# Written task
Count how many lines of the material contain the string "ffffff", then give that number and nothing more.

# Input

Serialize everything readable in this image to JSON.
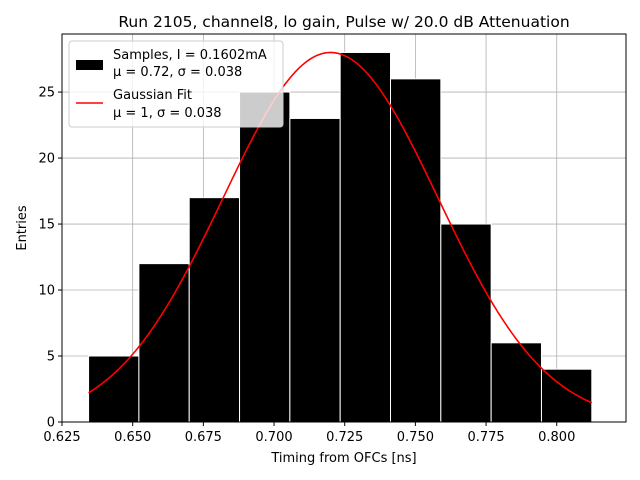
{
  "chart_data": {
    "type": "bar",
    "title": "Run 2105, channel8, lo gain, Pulse w/ 20.0 dB Attenuation",
    "xlabel": "Timing from OFCs [ns]",
    "ylabel": "Entries",
    "xlim": [
      0.625,
      0.8245
    ],
    "ylim": [
      0,
      29.4
    ],
    "xticks": [
      0.625,
      0.65,
      0.675,
      0.7,
      0.725,
      0.75,
      0.775,
      0.8
    ],
    "xtick_labels": [
      "0.625",
      "0.650",
      "0.675",
      "0.700",
      "0.725",
      "0.750",
      "0.775",
      "0.800"
    ],
    "yticks": [
      0,
      5,
      10,
      15,
      20,
      25
    ],
    "ytick_labels": [
      "0",
      "5",
      "10",
      "15",
      "20",
      "25"
    ],
    "grid": true,
    "legend_position": "top-left",
    "bins": [
      {
        "start": 0.6344,
        "end": 0.6522,
        "count": 5
      },
      {
        "start": 0.6522,
        "end": 0.67,
        "count": 12
      },
      {
        "start": 0.67,
        "end": 0.6878,
        "count": 17
      },
      {
        "start": 0.6878,
        "end": 0.7056,
        "count": 25
      },
      {
        "start": 0.7056,
        "end": 0.7234,
        "count": 23
      },
      {
        "start": 0.7234,
        "end": 0.7412,
        "count": 28
      },
      {
        "start": 0.7412,
        "end": 0.759,
        "count": 26
      },
      {
        "start": 0.759,
        "end": 0.7768,
        "count": 15
      },
      {
        "start": 0.7768,
        "end": 0.7946,
        "count": 6
      },
      {
        "start": 0.7946,
        "end": 0.8124,
        "count": 4
      }
    ],
    "fit": {
      "amplitude": 28.0,
      "mean": 0.72,
      "sigma": 0.038,
      "x_start": 0.6344,
      "x_end": 0.8124
    },
    "series": [
      {
        "name": "Samples, I = 0.1602mA",
        "name_line2": "μ = 0.72, σ = 0.038",
        "color": "#000000",
        "kind": "histogram"
      },
      {
        "name": "Gaussian Fit",
        "name_line2": "μ = 1, σ = 0.038",
        "color": "#ff0000",
        "kind": "line"
      }
    ],
    "colors": {
      "bars": "#000000",
      "bar_edge": "#ffffff",
      "fit": "#ff0000",
      "grid": "#b0b0b0"
    }
  }
}
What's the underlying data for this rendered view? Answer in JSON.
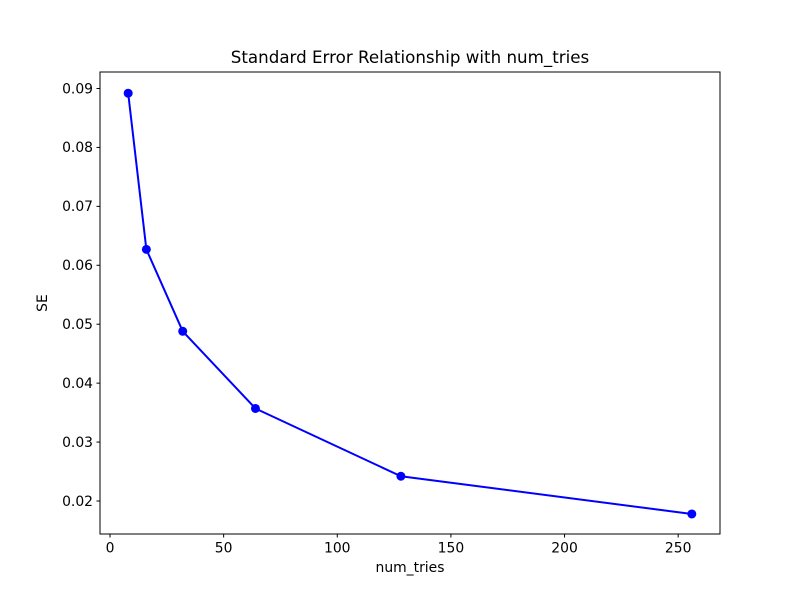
{
  "chart_data": {
    "type": "line",
    "title": "Standard Error Relationship with num_tries",
    "xlabel": "num_tries",
    "ylabel": "SE",
    "x": [
      8,
      16,
      32,
      64,
      128,
      256
    ],
    "y": [
      0.0892,
      0.0627,
      0.0488,
      0.0357,
      0.0242,
      0.0178
    ],
    "x_tick_labels": [
      "0",
      "50",
      "100",
      "150",
      "200",
      "250"
    ],
    "x_ticks": [
      0,
      50,
      100,
      150,
      200,
      250
    ],
    "y_tick_labels": [
      "0.02",
      "0.03",
      "0.04",
      "0.05",
      "0.06",
      "0.07",
      "0.08",
      "0.09"
    ],
    "y_ticks": [
      0.02,
      0.03,
      0.04,
      0.05,
      0.06,
      0.07,
      0.08,
      0.09
    ],
    "xlim": [
      -4.4,
      268.4
    ],
    "ylim": [
      0.0144,
      0.0928
    ],
    "grid": false,
    "line_color": "#0000ff",
    "marker": "circle",
    "axis_color": "#000000",
    "background_color": "#ffffff"
  }
}
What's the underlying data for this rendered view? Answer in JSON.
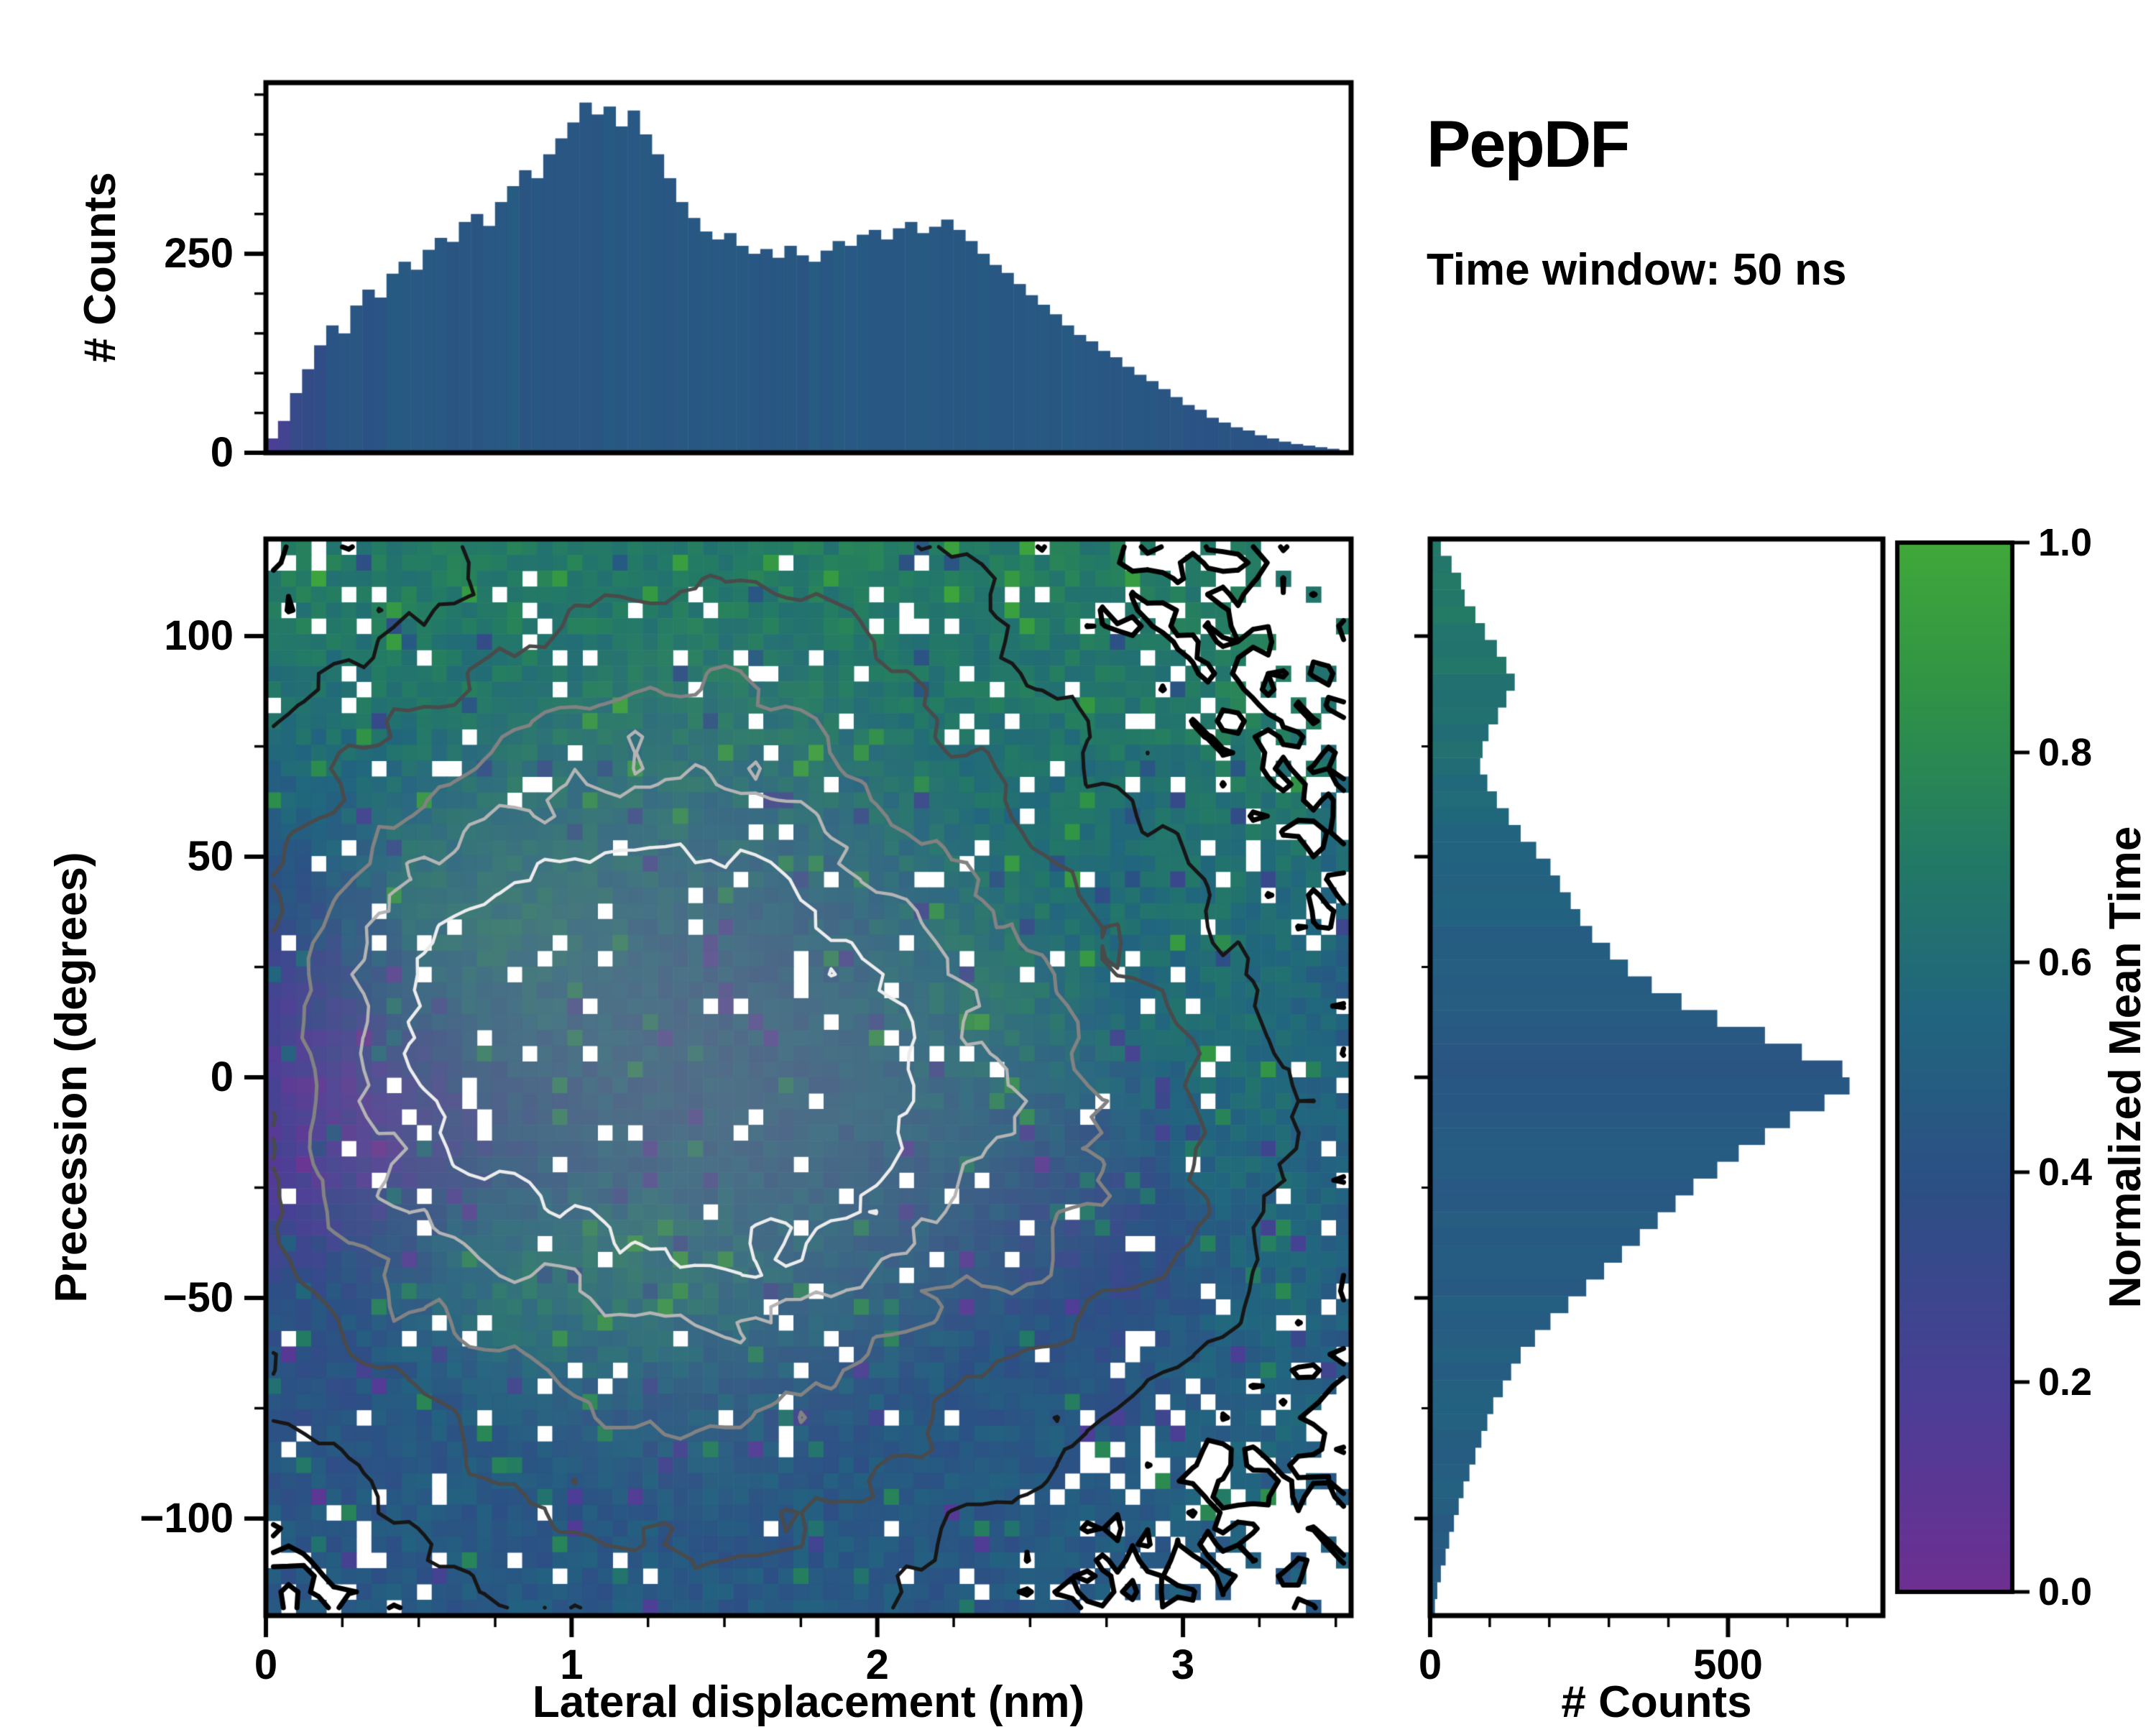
{
  "header": {
    "title": "PepDF",
    "subtitle": "Time window: 50 ns"
  },
  "colors": {
    "background": "#ffffff",
    "axes": "#000000",
    "colormap_stops": [
      [
        0.0,
        "#6e2f92"
      ],
      [
        0.18,
        "#4c3e96"
      ],
      [
        0.38,
        "#2d4f85"
      ],
      [
        0.55,
        "#21657f"
      ],
      [
        0.7,
        "#237a65"
      ],
      [
        0.85,
        "#2f9247"
      ],
      [
        1.0,
        "#41a83a"
      ]
    ]
  },
  "chart_data": {
    "top_histogram": {
      "type": "bar",
      "ylabel": "# Counts",
      "x_range": [
        0,
        3.55
      ],
      "ylim": [
        0,
        465
      ],
      "yticks": [
        0,
        250
      ],
      "n_bins": 90,
      "values": [
        18,
        40,
        75,
        105,
        135,
        160,
        150,
        185,
        205,
        195,
        225,
        240,
        230,
        255,
        270,
        265,
        290,
        300,
        285,
        315,
        335,
        355,
        345,
        375,
        395,
        415,
        440,
        425,
        435,
        410,
        430,
        400,
        375,
        345,
        315,
        295,
        278,
        268,
        276,
        260,
        250,
        256,
        245,
        260,
        248,
        240,
        254,
        266,
        260,
        274,
        280,
        268,
        282,
        290,
        276,
        284,
        293,
        280,
        266,
        250,
        236,
        226,
        212,
        198,
        186,
        174,
        160,
        148,
        140,
        128,
        120,
        108,
        98,
        90,
        80,
        70,
        60,
        54,
        44,
        38,
        32,
        28,
        22,
        18,
        14,
        11,
        9,
        7,
        5,
        3
      ],
      "color_profile": [
        [
          0,
          0.16
        ],
        [
          0.07,
          0.28
        ],
        [
          0.2,
          0.4
        ],
        [
          0.45,
          0.45
        ],
        [
          2.6,
          0.45
        ],
        [
          3.1,
          0.43
        ],
        [
          3.55,
          0.4
        ]
      ]
    },
    "joint_heatmap": {
      "type": "heatmap",
      "xlabel": "Lateral displacement (nm)",
      "ylabel": "Precession (degrees)",
      "x_range": [
        0,
        3.55
      ],
      "y_range": [
        -122,
        122
      ],
      "xticks": [
        0,
        1,
        2,
        3
      ],
      "yticks": [
        -100,
        -50,
        0,
        50,
        100
      ],
      "grid": [
        72,
        68
      ],
      "seed": 1337,
      "density_blobs": [
        [
          1.05,
          5,
          0.75,
          50,
          1.0
        ],
        [
          2.0,
          -10,
          0.75,
          48,
          0.85
        ],
        [
          1.6,
          70,
          0.85,
          40,
          0.5
        ],
        [
          1.5,
          115,
          0.7,
          30,
          0.3
        ],
        [
          1.2,
          -80,
          0.75,
          38,
          0.45
        ],
        [
          1.6,
          -115,
          0.6,
          25,
          0.25
        ],
        [
          2.9,
          -20,
          0.5,
          45,
          0.35
        ],
        [
          0.4,
          40,
          0.5,
          40,
          0.35
        ],
        [
          0.3,
          -30,
          0.4,
          40,
          0.3
        ]
      ],
      "occupancy": {
        "noise": 0.32,
        "threshold": 0.14,
        "hole_prob": 0.05
      },
      "mean_time": {
        "base": 0.45,
        "top_ramp": [
          25,
          85,
          0.22
        ],
        "top_extra": [
          100,
          0.03
        ],
        "patches": [
          [
            0.55,
            25,
            0.4,
            22,
            0.22
          ],
          [
            0.95,
            -45,
            0.55,
            16,
            0.2
          ],
          [
            2.45,
            20,
            0.35,
            22,
            0.18
          ],
          [
            3.2,
            -15,
            0.25,
            60,
            0.15
          ],
          [
            0.12,
            0,
            0.3,
            40,
            -0.3
          ],
          [
            0.55,
            -8,
            0.3,
            22,
            -0.15
          ],
          [
            2.85,
            -38,
            0.3,
            22,
            -0.14
          ]
        ],
        "noise": 0.07,
        "speckle_prob": 0.06,
        "speckle_amp": 0.26
      },
      "contours": {
        "outer": [
          0.14,
          "#000000",
          7
        ],
        "inner": [
          [
            0.42,
            "#161616",
            5
          ],
          [
            0.7,
            "#4a4a4a",
            5
          ],
          [
            0.95,
            "#828282",
            5
          ],
          [
            1.18,
            "#b4b4b4",
            4.5
          ],
          [
            1.38,
            "#ececec",
            4.5
          ]
        ],
        "noise": 0.2
      }
    },
    "right_histogram": {
      "type": "bar",
      "xlabel": "# Counts",
      "y_range": [
        -122,
        122
      ],
      "xlim": [
        0,
        760
      ],
      "xticks": [
        0,
        500
      ],
      "n_bins": 64,
      "values_top_to_bottom": [
        18,
        36,
        52,
        58,
        76,
        92,
        112,
        128,
        142,
        128,
        114,
        98,
        88,
        84,
        96,
        112,
        132,
        152,
        178,
        202,
        218,
        236,
        252,
        272,
        302,
        332,
        372,
        422,
        482,
        562,
        624,
        692,
        704,
        662,
        604,
        562,
        518,
        482,
        442,
        412,
        382,
        352,
        322,
        292,
        262,
        232,
        202,
        176,
        152,
        136,
        122,
        106,
        96,
        86,
        76,
        66,
        56,
        48,
        40,
        32,
        26,
        18,
        12,
        8
      ],
      "color_profile": [
        [
          -122,
          0.47
        ],
        [
          -70,
          0.5
        ],
        [
          -30,
          0.47
        ],
        [
          5,
          0.45
        ],
        [
          35,
          0.5
        ],
        [
          55,
          0.56
        ],
        [
          75,
          0.62
        ],
        [
          95,
          0.67
        ],
        [
          122,
          0.68
        ]
      ]
    },
    "colorbar": {
      "label": "Normalized Mean Time",
      "ticks": [
        0.0,
        0.2,
        0.4,
        0.6,
        0.8,
        1.0
      ],
      "range": [
        0,
        1
      ]
    }
  }
}
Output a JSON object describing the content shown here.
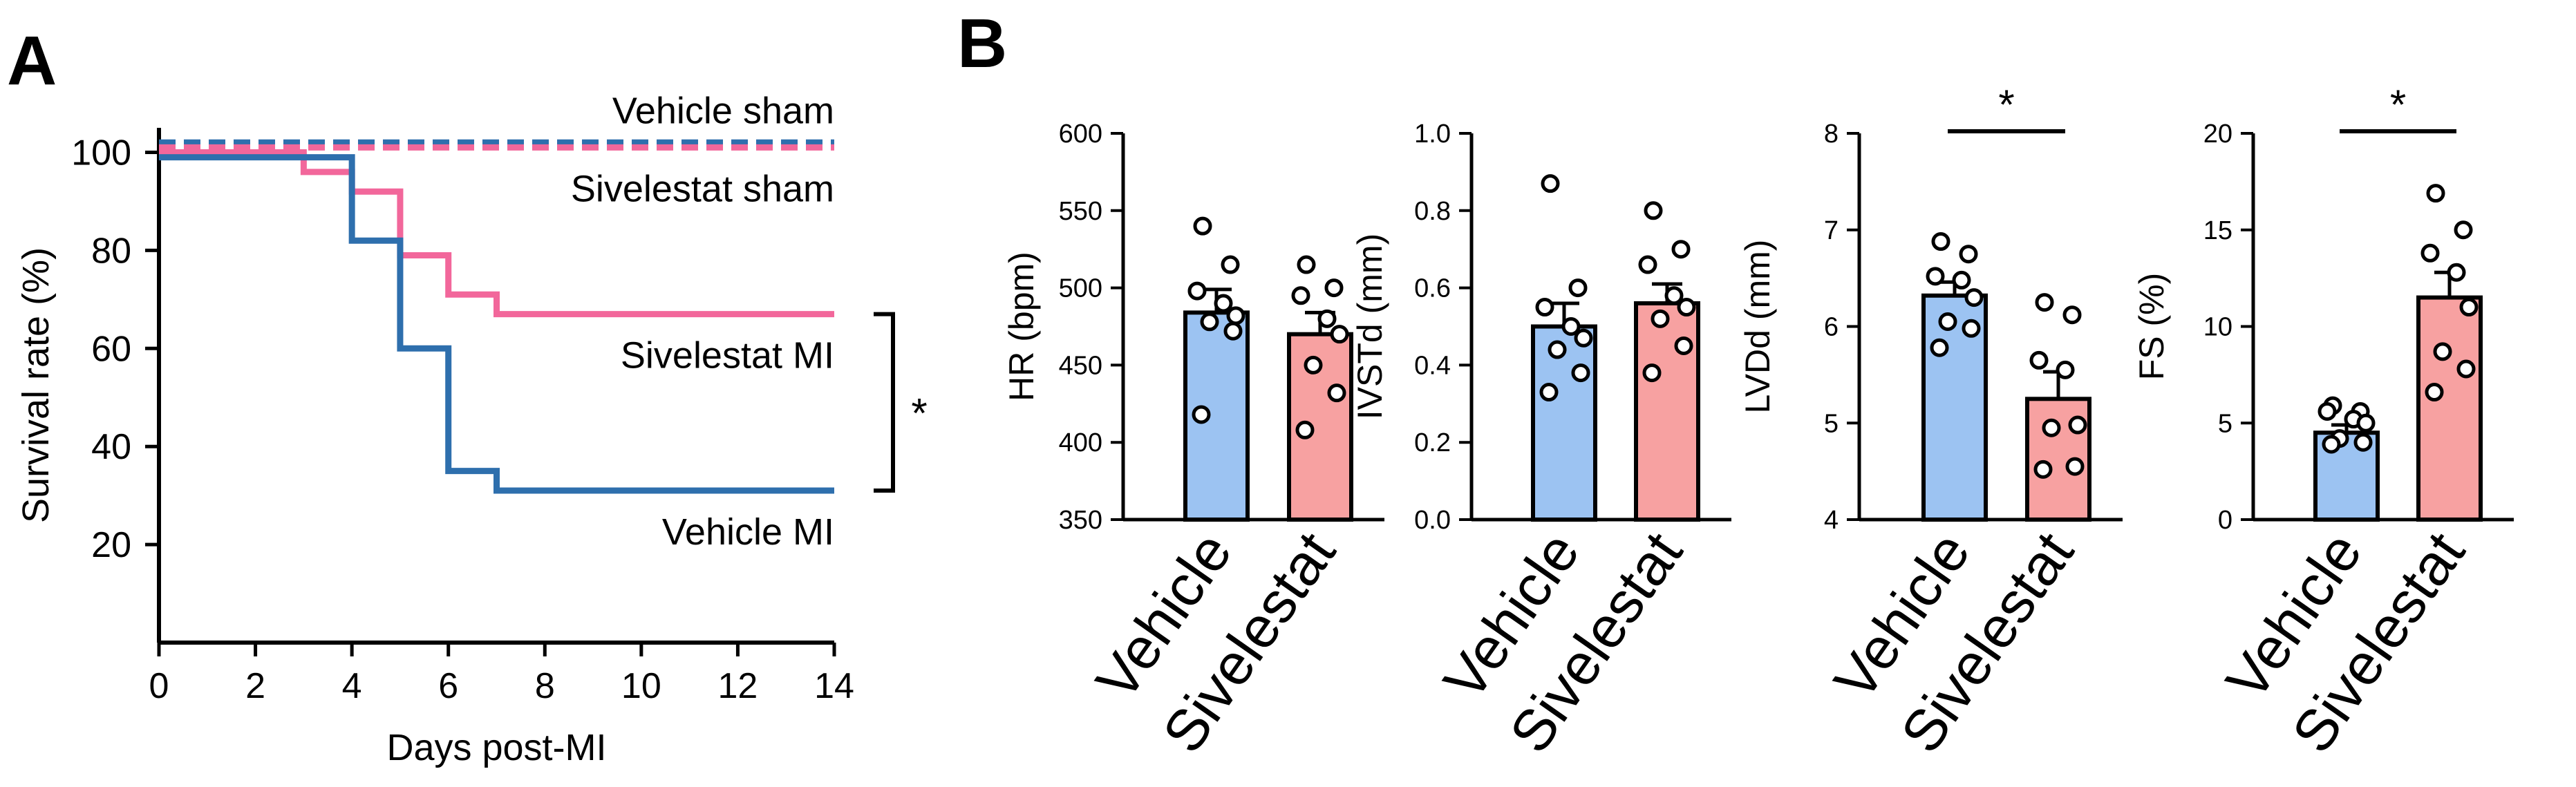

# Task result
3